*WORK TO COMPLETE:* In the material below, count the lines with the word "dewpoint" and state that number only.

*PROVIDED DATA:*
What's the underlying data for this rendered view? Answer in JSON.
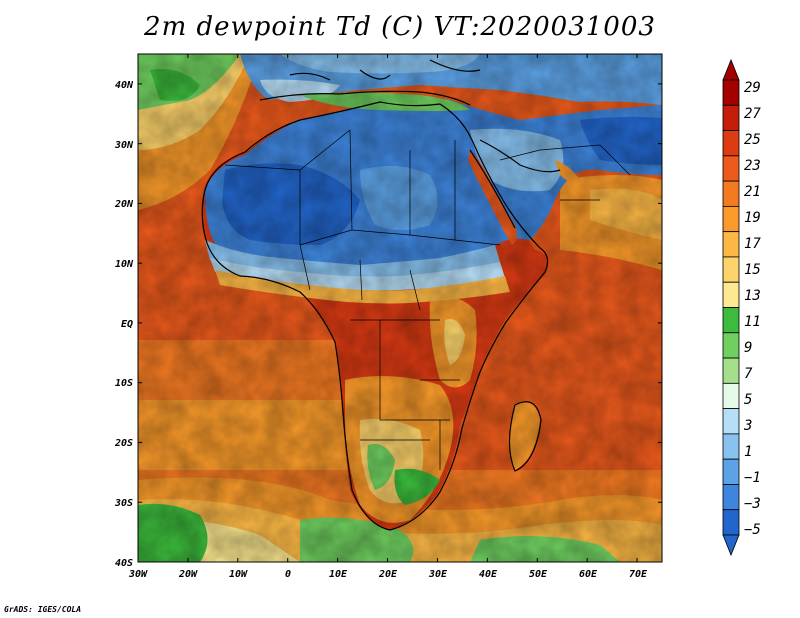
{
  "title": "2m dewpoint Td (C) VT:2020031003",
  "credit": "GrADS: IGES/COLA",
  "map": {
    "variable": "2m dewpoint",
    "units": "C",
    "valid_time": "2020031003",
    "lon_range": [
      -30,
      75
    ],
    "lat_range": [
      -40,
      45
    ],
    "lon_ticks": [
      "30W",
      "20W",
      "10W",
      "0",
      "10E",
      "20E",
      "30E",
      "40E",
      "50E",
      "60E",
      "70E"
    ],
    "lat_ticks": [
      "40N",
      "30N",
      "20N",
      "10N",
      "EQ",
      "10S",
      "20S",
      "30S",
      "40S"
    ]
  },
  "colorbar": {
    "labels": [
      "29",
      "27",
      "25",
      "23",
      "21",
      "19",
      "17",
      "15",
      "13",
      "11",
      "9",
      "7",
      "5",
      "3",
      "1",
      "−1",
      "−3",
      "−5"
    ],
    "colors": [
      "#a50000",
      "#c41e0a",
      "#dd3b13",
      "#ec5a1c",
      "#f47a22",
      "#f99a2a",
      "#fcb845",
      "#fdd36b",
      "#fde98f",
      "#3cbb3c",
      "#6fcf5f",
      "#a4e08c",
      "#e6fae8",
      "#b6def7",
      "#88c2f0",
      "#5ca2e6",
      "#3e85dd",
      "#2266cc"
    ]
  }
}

*CORRECT ANSWER:* 2